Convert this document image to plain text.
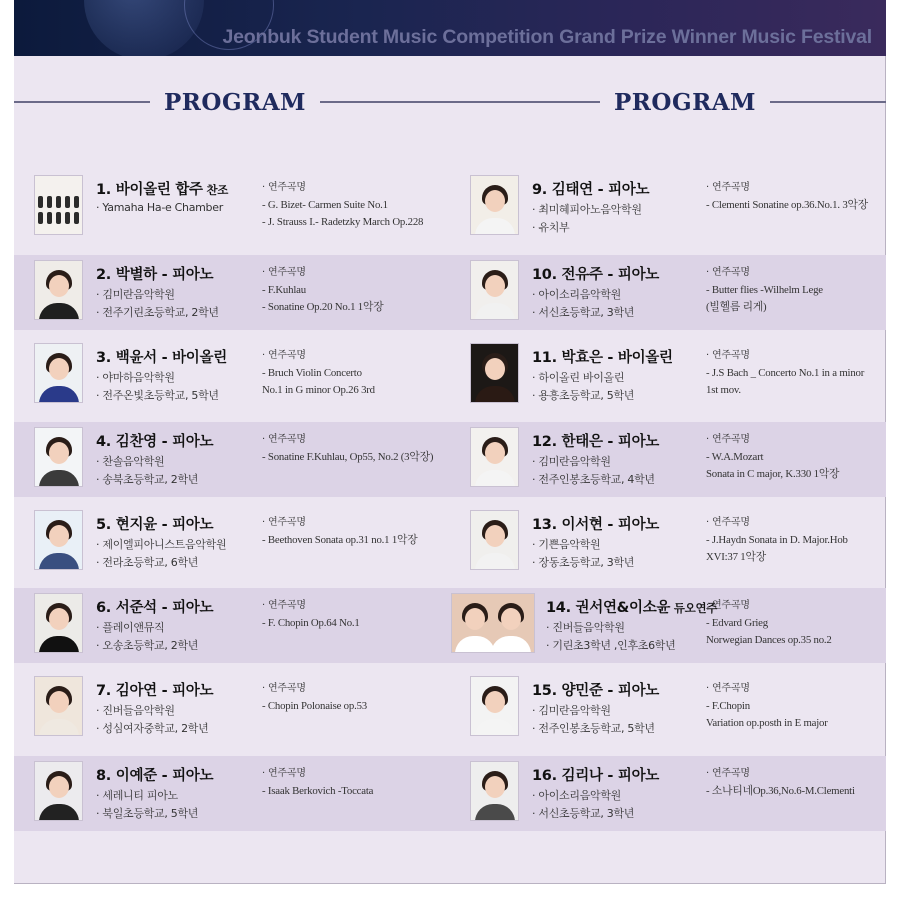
Jeonbuk Student Music Competition Grand Prize Winner Music Festival
PROGRAM	PROGRAM
1. 바이올린 합주 찬조
· Yamaha Ha-e Chamber
· 연주곡명
- G. Bizet- Carmen Suite No.1
- J. Strauss I.- Radetzky March Op.228
2. 박별하 - 피아노
· 김미란음악학원
· 전주기린초등학교, 2학년
· 연주곡명
- F.Kuhlau
- Sonatine Op.20 No.1 1악장
3. 백윤서 - 바이올린
· 야마하음악학원
· 전주온빛초등학교, 5학년
· 연주곡명
- Bruch Violin Concerto
No.1 in G minor Op.26 3rd
4. 김찬영 - 피아노
· 찬솔음악학원
· 송북초등학교, 2학년
· 연주곡명
- Sonatine F.Kuhlau, Op55, No.2 (3악장)
5. 현지윤 - 피아노
· 제이엘피아니스트음악학원
· 전라초등학교, 6학년
· 연주곡명
- Beethoven Sonata op.31 no.1 1악장
6. 서준석 - 피아노
· 플레이앤뮤직
· 오송초등학교, 2학년
· 연주곡명
- F. Chopin Op.64 No.1
7. 김아연 - 피아노
· 진버들음악학원
· 성심여자중학교, 2학년
· 연주곡명
- Chopin Polonaise op.53
8. 이예준 - 피아노
· 세레니티 피아노
· 북일초등학교, 5학년
· 연주곡명
- Isaak Berkovich -Toccata
9. 김태연 - 피아노
· 최미혜피아노음악학원
· 유치부
· 연주곡명
- Clementi Sonatine op.36.No.1. 3악장
10. 전유주 - 피아노
· 아이소리음악학원
· 서신초등학교, 3학년
· 연주곡명
- Butter flies -Wilhelm Lege
(빌헬름 리게)
11. 박효은 - 바이올린
· 하이올린 바이올린
· 용흥초등학교, 5학년
· 연주곡명
- J.S Bach _ Concerto No.1 in a minor
1st mov.
12. 한태은 - 피아노
· 김미란음악학원
· 전주인봉초등학교, 4학년
· 연주곡명
- W.A.Mozart
Sonata in C major, K.330 1악장
13. 이서현 - 피아노
· 기쁜음악학원
· 장동초등학교, 3학년
· 연주곡명
- J.Haydn Sonata in D. Major.Hob
XVI:37 1악장
14. 권서연&이소윤 듀오연주
· 진버들음악학원
· 기린초3학년 ,인후초6학년
· 연주곡명
- Edvard Grieg
Norwegian Dances op.35 no.2
15. 양민준 - 피아노
· 김미란음악학원
· 전주인봉초등학교, 5학년
· 연주곡명
- F.Chopin
Variation op.posth in E major
16. 김리나 - 피아노
· 아이소리음악학원
· 서신초등학교, 3학년
· 연주곡명
- 소나티네Op.36,No.6-M.Clementi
# # # #
** Exercise brief **
Repeat the material above in full and exactly, apart from the pictures.

** Response to this exercise **
Convert this document image to plain text.
Jeonbuk Student Music Competition Grand Prize Winner Music Festival
PROGRAM	PROGRAM
1. 바이올린 합주 찬조
· Yamaha Ha-e Chamber
· 연주곡명
- G. Bizet- Carmen Suite No.1
- J. Strauss I.- Radetzky March Op.228
2. 박별하 - 피아노
· 김미란음악학원
· 전주기린초등학교, 2학년
· 연주곡명
- F.Kuhlau
- Sonatine Op.20 No.1 1악장
3. 백윤서 - 바이올린
· 야마하음악학원
· 전주온빛초등학교, 5학년
· 연주곡명
- Bruch Violin Concerto
No.1 in G minor Op.26 3rd
4. 김찬영 - 피아노
· 찬솔음악학원
· 송북초등학교, 2학년
· 연주곡명
- Sonatine F.Kuhlau, Op55, No.2 (3악장)
5. 현지윤 - 피아노
· 제이엘피아니스트음악학원
· 전라초등학교, 6학년
· 연주곡명
- Beethoven Sonata op.31 no.1 1악장
6. 서준석 - 피아노
· 플레이앤뮤직
· 오송초등학교, 2학년
· 연주곡명
- F. Chopin Op.64 No.1
7. 김아연 - 피아노
· 진버들음악학원
· 성심여자중학교, 2학년
· 연주곡명
- Chopin Polonaise op.53
8. 이예준 - 피아노
· 세레니티 피아노
· 북일초등학교, 5학년
· 연주곡명
- Isaak Berkovich -Toccata
9. 김태연 - 피아노
· 최미혜피아노음악학원
· 유치부
· 연주곡명
- Clementi Sonatine op.36.No.1. 3악장
10. 전유주 - 피아노
· 아이소리음악학원
· 서신초등학교, 3학년
· 연주곡명
- Butter flies -Wilhelm Lege
(빌헬름 리게)
11. 박효은 - 바이올린
· 하이올린 바이올린
· 용흥초등학교, 5학년
· 연주곡명
- J.S Bach _ Concerto No.1 in a minor
1st mov.
12. 한태은 - 피아노
· 김미란음악학원
· 전주인봉초등학교, 4학년
· 연주곡명
- W.A.Mozart
Sonata in C major, K.330 1악장
13. 이서현 - 피아노
· 기쁜음악학원
· 장동초등학교, 3학년
· 연주곡명
- J.Haydn Sonata in D. Major.Hob
XVI:37 1악장
14. 권서연&이소윤 듀오연주
· 진버들음악학원
· 기린초3학년 ,인후초6학년
· 연주곡명
- Edvard Grieg
Norwegian Dances op.35 no.2
15. 양민준 - 피아노
· 김미란음악학원
· 전주인봉초등학교, 5학년
· 연주곡명
- F.Chopin
Variation op.posth in E major
16. 김리나 - 피아노
· 아이소리음악학원
· 서신초등학교, 3학년
· 연주곡명
- 소나티네Op.36,No.6-M.Clementi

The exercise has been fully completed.